[Extracted data entries]
* * * * *
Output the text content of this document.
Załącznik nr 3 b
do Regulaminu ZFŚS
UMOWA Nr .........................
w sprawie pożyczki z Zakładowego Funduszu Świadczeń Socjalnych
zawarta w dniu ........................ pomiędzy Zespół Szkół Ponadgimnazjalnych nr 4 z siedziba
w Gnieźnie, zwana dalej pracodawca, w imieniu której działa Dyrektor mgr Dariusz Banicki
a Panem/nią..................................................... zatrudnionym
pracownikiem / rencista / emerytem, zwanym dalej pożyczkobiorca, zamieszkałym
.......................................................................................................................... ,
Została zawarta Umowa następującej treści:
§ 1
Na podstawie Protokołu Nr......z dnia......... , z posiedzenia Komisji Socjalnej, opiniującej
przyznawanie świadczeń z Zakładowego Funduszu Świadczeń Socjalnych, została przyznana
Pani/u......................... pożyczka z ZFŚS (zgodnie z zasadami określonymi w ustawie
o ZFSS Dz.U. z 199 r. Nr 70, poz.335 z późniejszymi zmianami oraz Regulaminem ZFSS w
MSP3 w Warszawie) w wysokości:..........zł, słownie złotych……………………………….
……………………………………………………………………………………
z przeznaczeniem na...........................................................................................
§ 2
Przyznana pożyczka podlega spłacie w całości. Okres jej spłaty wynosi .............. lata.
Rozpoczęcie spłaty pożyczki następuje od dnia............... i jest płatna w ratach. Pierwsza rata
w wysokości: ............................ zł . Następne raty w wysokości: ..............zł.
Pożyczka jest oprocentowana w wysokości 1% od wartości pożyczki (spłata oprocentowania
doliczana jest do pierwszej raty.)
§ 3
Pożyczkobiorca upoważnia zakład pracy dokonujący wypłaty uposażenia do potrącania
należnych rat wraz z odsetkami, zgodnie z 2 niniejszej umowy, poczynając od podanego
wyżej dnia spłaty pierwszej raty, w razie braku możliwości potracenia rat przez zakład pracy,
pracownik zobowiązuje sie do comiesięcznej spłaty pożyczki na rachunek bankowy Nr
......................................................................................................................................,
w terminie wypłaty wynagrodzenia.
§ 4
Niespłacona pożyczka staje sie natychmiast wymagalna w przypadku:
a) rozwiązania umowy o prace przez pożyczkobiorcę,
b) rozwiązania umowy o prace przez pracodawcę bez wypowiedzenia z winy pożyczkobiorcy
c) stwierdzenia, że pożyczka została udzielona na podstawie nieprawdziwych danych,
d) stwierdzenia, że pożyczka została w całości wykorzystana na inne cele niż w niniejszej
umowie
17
* * * * *
In the listing, find each line with the string "spłaty" and copy it.

Przyznana pożyczka podlega spłacie w całości. Okres jej spłaty wynosi .............. lata.
Rozpoczęcie spłaty pożyczki następuje od dnia............... i jest płatna w ratach. Pierwsza rata
wyżej dnia spłaty pierwszej raty, w razie braku możliwości potracenia rat przez zakład pracy,
pracownik zobowiązuje sie do comiesięcznej spłaty pożyczki na rachunek bankowy Nr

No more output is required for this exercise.